§ Prompt: Your task is to repeat the listing exactly.

start Listed entries

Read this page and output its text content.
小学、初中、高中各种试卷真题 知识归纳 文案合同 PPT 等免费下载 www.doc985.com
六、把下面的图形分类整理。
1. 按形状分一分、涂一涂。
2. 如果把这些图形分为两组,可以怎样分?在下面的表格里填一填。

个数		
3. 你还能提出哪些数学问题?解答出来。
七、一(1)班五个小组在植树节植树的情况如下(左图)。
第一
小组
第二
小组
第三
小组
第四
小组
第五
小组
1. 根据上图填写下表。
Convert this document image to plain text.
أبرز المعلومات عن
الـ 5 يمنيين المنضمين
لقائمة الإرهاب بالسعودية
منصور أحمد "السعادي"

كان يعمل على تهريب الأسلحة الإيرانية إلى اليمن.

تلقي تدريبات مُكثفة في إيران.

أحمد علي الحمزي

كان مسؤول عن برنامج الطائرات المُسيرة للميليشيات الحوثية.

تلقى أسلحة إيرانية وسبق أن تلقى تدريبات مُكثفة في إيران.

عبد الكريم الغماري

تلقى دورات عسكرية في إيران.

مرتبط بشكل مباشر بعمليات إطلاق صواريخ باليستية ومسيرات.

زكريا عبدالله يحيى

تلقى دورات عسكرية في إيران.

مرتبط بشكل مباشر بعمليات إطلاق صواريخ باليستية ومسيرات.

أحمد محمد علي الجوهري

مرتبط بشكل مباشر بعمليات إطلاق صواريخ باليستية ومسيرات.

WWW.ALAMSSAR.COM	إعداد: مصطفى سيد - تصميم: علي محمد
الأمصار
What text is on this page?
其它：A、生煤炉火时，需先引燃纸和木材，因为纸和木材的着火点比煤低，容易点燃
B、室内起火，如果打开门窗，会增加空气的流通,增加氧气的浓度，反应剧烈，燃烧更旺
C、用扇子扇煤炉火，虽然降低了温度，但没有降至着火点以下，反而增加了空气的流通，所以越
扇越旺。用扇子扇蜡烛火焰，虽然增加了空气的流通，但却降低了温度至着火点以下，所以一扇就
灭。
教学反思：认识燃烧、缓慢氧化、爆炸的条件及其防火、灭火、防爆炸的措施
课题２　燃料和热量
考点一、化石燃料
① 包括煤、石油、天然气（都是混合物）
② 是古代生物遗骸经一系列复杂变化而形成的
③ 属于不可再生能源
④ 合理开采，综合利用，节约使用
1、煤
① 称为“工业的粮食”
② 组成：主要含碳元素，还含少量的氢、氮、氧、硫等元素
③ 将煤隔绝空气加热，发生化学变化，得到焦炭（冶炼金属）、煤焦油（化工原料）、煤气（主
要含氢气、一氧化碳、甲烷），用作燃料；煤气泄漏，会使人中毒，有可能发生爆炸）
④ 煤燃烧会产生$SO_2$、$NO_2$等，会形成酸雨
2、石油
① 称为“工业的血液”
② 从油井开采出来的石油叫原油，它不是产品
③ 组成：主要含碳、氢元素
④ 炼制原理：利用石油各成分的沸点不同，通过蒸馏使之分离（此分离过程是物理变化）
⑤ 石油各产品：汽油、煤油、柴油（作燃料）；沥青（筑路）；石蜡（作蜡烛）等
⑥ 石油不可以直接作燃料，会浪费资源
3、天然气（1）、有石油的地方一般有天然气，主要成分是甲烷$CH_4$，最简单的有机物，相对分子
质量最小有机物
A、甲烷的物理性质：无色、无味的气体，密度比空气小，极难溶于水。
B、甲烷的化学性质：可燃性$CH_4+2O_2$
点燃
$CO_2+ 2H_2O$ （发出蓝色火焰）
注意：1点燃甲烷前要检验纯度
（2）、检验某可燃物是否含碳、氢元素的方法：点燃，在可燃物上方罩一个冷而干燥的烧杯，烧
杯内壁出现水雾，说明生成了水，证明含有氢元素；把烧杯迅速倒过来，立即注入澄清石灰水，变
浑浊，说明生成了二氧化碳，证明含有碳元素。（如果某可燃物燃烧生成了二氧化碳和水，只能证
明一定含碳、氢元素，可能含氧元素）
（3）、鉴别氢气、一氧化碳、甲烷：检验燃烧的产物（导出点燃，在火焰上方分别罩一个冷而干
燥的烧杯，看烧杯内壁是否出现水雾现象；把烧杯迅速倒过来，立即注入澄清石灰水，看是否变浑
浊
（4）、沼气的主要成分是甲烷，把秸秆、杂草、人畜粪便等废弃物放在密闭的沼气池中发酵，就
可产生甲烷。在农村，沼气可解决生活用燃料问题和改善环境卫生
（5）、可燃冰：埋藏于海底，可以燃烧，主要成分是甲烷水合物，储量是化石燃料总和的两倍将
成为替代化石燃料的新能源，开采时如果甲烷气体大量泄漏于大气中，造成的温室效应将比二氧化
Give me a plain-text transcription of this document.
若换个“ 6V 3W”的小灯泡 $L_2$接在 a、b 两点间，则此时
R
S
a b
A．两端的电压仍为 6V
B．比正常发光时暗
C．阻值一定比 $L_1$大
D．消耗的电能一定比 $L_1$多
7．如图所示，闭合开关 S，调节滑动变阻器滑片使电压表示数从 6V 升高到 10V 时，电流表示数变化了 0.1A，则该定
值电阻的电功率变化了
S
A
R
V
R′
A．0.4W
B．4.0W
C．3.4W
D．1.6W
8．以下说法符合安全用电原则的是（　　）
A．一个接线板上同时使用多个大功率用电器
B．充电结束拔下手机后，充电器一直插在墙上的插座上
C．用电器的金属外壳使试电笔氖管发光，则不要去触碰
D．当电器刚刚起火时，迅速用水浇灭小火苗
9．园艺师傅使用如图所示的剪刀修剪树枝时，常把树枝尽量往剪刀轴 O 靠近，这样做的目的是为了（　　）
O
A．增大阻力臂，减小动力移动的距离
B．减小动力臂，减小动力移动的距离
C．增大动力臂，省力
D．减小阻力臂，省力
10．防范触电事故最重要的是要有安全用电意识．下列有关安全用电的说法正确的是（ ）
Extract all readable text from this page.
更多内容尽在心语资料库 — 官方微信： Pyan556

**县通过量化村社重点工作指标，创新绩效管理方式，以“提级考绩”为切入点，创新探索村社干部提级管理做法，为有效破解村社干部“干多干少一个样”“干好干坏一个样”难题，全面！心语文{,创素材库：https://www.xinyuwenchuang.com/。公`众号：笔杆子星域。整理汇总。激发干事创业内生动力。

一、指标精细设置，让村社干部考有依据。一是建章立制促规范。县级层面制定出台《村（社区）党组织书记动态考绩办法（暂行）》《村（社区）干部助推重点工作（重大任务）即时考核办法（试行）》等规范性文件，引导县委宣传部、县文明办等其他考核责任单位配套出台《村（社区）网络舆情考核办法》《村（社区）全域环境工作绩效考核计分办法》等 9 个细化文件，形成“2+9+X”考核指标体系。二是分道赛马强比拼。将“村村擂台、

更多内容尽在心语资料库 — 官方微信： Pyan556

end Listed entries

§ Exercise response:
Read this page and output its text content.
小学、初中、高中各种试卷真题 知识归纳 文案合同 PPT 等免费下载 www.doc985.com
六、把下面的图形分类整理。
1. 按形状分一分、涂一涂。
2. 如果把这些图形分为两组,可以怎样分?在下面的表格里填一填。

个数		
3. 你还能提出哪些数学问题?解答出来。
七、一(1)班五个小组在植树节植树的情况如下(左图)。
第一
小组
第二
小组
第三
小组
第四
小组
第五
小组
1. 根据上图填写下表。
Convert this document image to plain text.
أبرز المعلومات عن
الـ 5 يمنيين المنضمين
لقائمة الإرهاب بالسعودية
منصور أحمد "السعادي"

كان يعمل على تهريب الأسلحة الإيرانية إلى اليمن.

تلقي تدريبات مُكثفة في إيران.

أحمد علي الحمزي

كان مسؤول عن برنامج الطائرات المُسيرة للميليشيات الحوثية.

تلقى أسلحة إيرانية وسبق أن تلقى تدريبات مُكثفة في إيران.

عبد الكريم الغماري

تلقى دورات عسكرية في إيران.

مرتبط بشكل مباشر بعمليات إطلاق صواريخ باليستية ومسيرات.

زكريا عبدالله يحيى

تلقى دورات عسكرية في إيران.

مرتبط بشكل مباشر بعمليات إطلاق صواريخ باليستية ومسيرات.

أحمد محمد علي الجوهري

مرتبط بشكل مباشر بعمليات إطلاق صواريخ باليستية ومسيرات.

WWW.ALAMSSAR.COM	إعداد: مصطفى سيد - تصميم: علي محمد
الأمصار
What text is on this page?
其它：A、生煤炉火时，需先引燃纸和木材，因为纸和木材的着火点比煤低，容易点燃
B、室内起火，如果打开门窗，会增加空气的流通,增加氧气的浓度，反应剧烈，燃烧更旺
C、用扇子扇煤炉火，虽然降低了温度，但没有降至着火点以下，反而增加了空气的流通，所以越
扇越旺。用扇子扇蜡烛火焰，虽然增加了空气的流通，但却降低了温度至着火点以下，所以一扇就
灭。
教学反思：认识燃烧、缓慢氧化、爆炸的条件及其防火、灭火、防爆炸的措施
课题２　燃料和热量
考点一、化石燃料
① 包括煤、石油、天然气（都是混合物）
② 是古代生物遗骸经一系列复杂变化而形成的
③ 属于不可再生能源
④ 合理开采，综合利用，节约使用
1、煤
① 称为“工业的粮食”
② 组成：主要含碳元素，还含少量的氢、氮、氧、硫等元素
③ 将煤隔绝空气加热，发生化学变化，得到焦炭（冶炼金属）、煤焦油（化工原料）、煤气（主
要含氢气、一氧化碳、甲烷），用作燃料；煤气泄漏，会使人中毒，有可能发生爆炸）
④ 煤燃烧会产生$SO_2$、$NO_2$等，会形成酸雨
2、石油
① 称为“工业的血液”
② 从油井开采出来的石油叫原油，它不是产品
③ 组成：主要含碳、氢元素
④ 炼制原理：利用石油各成分的沸点不同，通过蒸馏使之分离（此分离过程是物理变化）
⑤ 石油各产品：汽油、煤油、柴油（作燃料）；沥青（筑路）；石蜡（作蜡烛）等
⑥ 石油不可以直接作燃料，会浪费资源
3、天然气（1）、有石油的地方一般有天然气，主要成分是甲烷$CH_4$，最简单的有机物，相对分子
质量最小有机物
A、甲烷的物理性质：无色、无味的气体，密度比空气小，极难溶于水。
B、甲烷的化学性质：可燃性$CH_4+2O_2$
点燃
$CO_2+ 2H_2O$ （发出蓝色火焰）
注意：1点燃甲烷前要检验纯度
（2）、检验某可燃物是否含碳、氢元素的方法：点燃，在可燃物上方罩一个冷而干燥的烧杯，烧
杯内壁出现水雾，说明生成了水，证明含有氢元素；把烧杯迅速倒过来，立即注入澄清石灰水，变
浑浊，说明生成了二氧化碳，证明含有碳元素。（如果某可燃物燃烧生成了二氧化碳和水，只能证
明一定含碳、氢元素，可能含氧元素）
（3）、鉴别氢气、一氧化碳、甲烷：检验燃烧的产物（导出点燃，在火焰上方分别罩一个冷而干
燥的烧杯，看烧杯内壁是否出现水雾现象；把烧杯迅速倒过来，立即注入澄清石灰水，看是否变浑
浊
（4）、沼气的主要成分是甲烷，把秸秆、杂草、人畜粪便等废弃物放在密闭的沼气池中发酵，就
可产生甲烷。在农村，沼气可解决生活用燃料问题和改善环境卫生
（5）、可燃冰：埋藏于海底，可以燃烧，主要成分是甲烷水合物，储量是化石燃料总和的两倍将
成为替代化石燃料的新能源，开采时如果甲烷气体大量泄漏于大气中，造成的温室效应将比二氧化
Give me a plain-text transcription of this document.
若换个“ 6V 3W”的小灯泡 $L_2$接在 a、b 两点间，则此时
R
S
a b
A．两端的电压仍为 6V
B．比正常发光时暗
C．阻值一定比 $L_1$大
D．消耗的电能一定比 $L_1$多
7．如图所示，闭合开关 S，调节滑动变阻器滑片使电压表示数从 6V 升高到 10V 时，电流表示数变化了 0.1A，则该定
值电阻的电功率变化了
S
A
R
V
R′
A．0.4W
B．4.0W
C．3.4W
D．1.6W
8．以下说法符合安全用电原则的是（　　）
A．一个接线板上同时使用多个大功率用电器
B．充电结束拔下手机后，充电器一直插在墙上的插座上
C．用电器的金属外壳使试电笔氖管发光，则不要去触碰
D．当电器刚刚起火时，迅速用水浇灭小火苗
9．园艺师傅使用如图所示的剪刀修剪树枝时，常把树枝尽量往剪刀轴 O 靠近，这样做的目的是为了（　　）
O
A．增大阻力臂，减小动力移动的距离
B．减小动力臂，减小动力移动的距离
C．增大动力臂，省力
D．减小阻力臂，省力
10．防范触电事故最重要的是要有安全用电意识．下列有关安全用电的说法正确的是（ ）
Extract all readable text from this page.
更多内容尽在心语资料库 — 官方微信： Pyan556

**县通过量化村社重点工作指标，创新绩效管理方式，以“提级考绩”为切入点，创新探索村社干部提级管理做法，为有效破解村社干部“干多干少一个样”“干好干坏一个样”难题，全面！心语文{,创素材库：https://www.xinyuwenchuang.com/。公`众号：笔杆子星域。整理汇总。激发干事创业内生动力。

一、指标精细设置，让村社干部考有依据。一是建章立制促规范。县级层面制定出台《村（社区）党组织书记动态考绩办法（暂行）》《村（社区）干部助推重点工作（重大任务）即时考核办法（试行）》等规范性文件，引导县委宣传部、县文明办等其他考核责任单位配套出台《村（社区）网络舆情考核办法》《村（社区）全域环境工作绩效考核计分办法》等 9 个细化文件，形成“2+9+X”考核指标体系。二是分道赛马强比拼。将“村村擂台、

更多内容尽在心语资料库 — 官方微信： Pyan556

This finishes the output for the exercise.